Task - Retype all of the data. Every line must match exactly.

Stored data:
★ ★ ★ ★
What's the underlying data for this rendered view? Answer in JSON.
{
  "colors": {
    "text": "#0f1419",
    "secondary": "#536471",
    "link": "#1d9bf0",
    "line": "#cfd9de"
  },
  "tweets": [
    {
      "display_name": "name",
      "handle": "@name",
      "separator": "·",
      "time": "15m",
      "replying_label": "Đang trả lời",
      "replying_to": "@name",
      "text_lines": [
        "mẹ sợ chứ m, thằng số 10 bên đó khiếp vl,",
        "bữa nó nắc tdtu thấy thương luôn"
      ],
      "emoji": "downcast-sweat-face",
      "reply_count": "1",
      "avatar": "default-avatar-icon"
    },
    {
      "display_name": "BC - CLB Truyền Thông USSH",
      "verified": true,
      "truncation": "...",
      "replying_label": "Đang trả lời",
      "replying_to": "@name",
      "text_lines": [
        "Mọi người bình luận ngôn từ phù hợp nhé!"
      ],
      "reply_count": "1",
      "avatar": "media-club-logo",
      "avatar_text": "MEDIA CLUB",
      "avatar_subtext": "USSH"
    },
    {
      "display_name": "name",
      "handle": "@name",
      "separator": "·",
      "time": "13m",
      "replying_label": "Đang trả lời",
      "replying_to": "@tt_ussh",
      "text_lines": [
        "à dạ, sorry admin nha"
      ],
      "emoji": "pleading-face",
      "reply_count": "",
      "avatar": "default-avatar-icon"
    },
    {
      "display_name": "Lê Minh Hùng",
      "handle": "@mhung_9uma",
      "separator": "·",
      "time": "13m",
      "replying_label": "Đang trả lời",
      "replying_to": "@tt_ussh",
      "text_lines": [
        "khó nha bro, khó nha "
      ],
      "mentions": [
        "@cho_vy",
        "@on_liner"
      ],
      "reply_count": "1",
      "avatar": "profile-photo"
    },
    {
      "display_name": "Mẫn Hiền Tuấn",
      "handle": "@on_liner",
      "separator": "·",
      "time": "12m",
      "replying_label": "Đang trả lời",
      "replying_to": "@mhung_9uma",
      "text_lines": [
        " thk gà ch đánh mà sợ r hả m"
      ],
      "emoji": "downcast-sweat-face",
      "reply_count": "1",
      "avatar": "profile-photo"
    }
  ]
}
★ ★ ★ ★
Problem solution -
What's the underlying data for this rendered view? Answer in JSON.
{
  "colors": {
    "text": "#0f1419",
    "secondary": "#536471",
    "link": "#1d9bf0",
    "line": "#cfd9de"
  },
  "tweets": [
    {
      "display_name": "name",
      "handle": "@name",
      "separator": "·",
      "time": "15m",
      "replying_label": "Đang trả lời",
      "replying_to": "@name",
      "text_lines": [
        "mẹ sợ chứ m, thằng số 10 bên đó khiếp vl,",
        "bữa nó nắc tdtu thấy thương luôn"
      ],
      "emoji": "downcast-sweat-face",
      "reply_count": "1",
      "avatar": "default-avatar-icon"
    },
    {
      "display_name": "BC - CLB Truyền Thông USSH",
      "verified": true,
      "truncation": "...",
      "replying_label": "Đang trả lời",
      "replying_to": "@name",
      "text_lines": [
        "Mọi người bình luận ngôn từ phù hợp nhé!"
      ],
      "reply_count": "1",
      "avatar": "media-club-logo",
      "avatar_text": "MEDIA CLUB",
      "avatar_subtext": "USSH"
    },
    {
      "display_name": "name",
      "handle": "@name",
      "separator": "·",
      "time": "13m",
      "replying_label": "Đang trả lời",
      "replying_to": "@tt_ussh",
      "text_lines": [
        "à dạ, sorry admin nha"
      ],
      "emoji": "pleading-face",
      "reply_count": "",
      "avatar": "default-avatar-icon"
    },
    {
      "display_name": "Lê Minh Hùng",
      "handle": "@mhung_9uma",
      "separator": "·",
      "time": "13m",
      "replying_label": "Đang trả lời",
      "replying_to": "@tt_ussh",
      "text_lines": [
        "khó nha bro, khó nha "
      ],
      "mentions": [
        "@cho_vy",
        "@on_liner"
      ],
      "reply_count": "1",
      "avatar": "profile-photo"
    },
    {
      "display_name": "Mẫn Hiền Tuấn",
      "handle": "@on_liner",
      "separator": "·",
      "time": "12m",
      "replying_label": "Đang trả lời",
      "replying_to": "@mhung_9uma",
      "text_lines": [
        " thk gà ch đánh mà sợ r hả m"
      ],
      "emoji": "downcast-sweat-face",
      "reply_count": "1",
      "avatar": "profile-photo"
    }
  ]
}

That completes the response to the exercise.